Records to use
= = =
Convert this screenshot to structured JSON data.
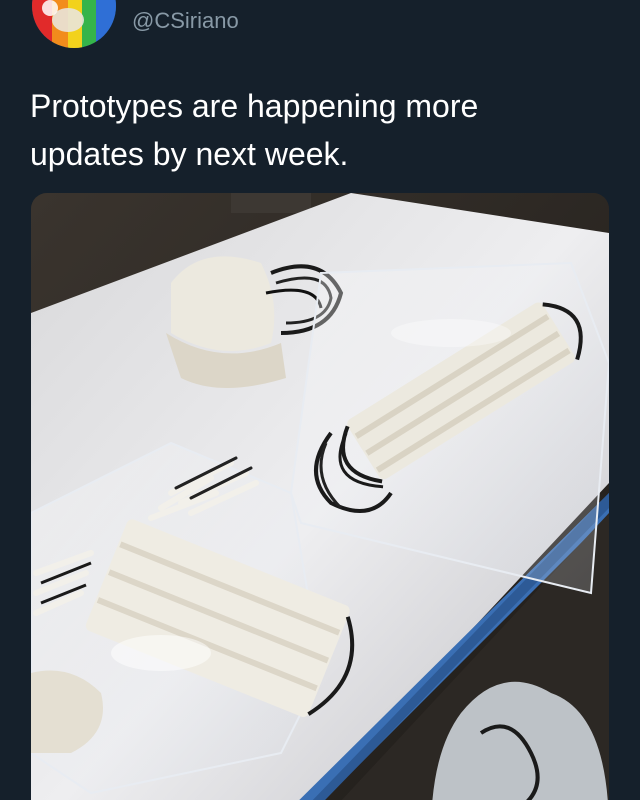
{
  "tweet": {
    "handle": "@CSiriano",
    "text": "Prototypes are happening more\nupdates by next week."
  },
  "avatar": {
    "icon": "rainbow-profile-avatar"
  },
  "media": {
    "icon": "photo-of-prototype-masks-in-plastic-bags"
  },
  "colors": {
    "background": "#15202b",
    "handle": "#8899a6",
    "text": "#ffffff",
    "tape": "#3a6fb4"
  }
}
= = =
Given problem
Give the count of lines in the data above that hold the string "icon", with no additional words.

Output for this exercise
2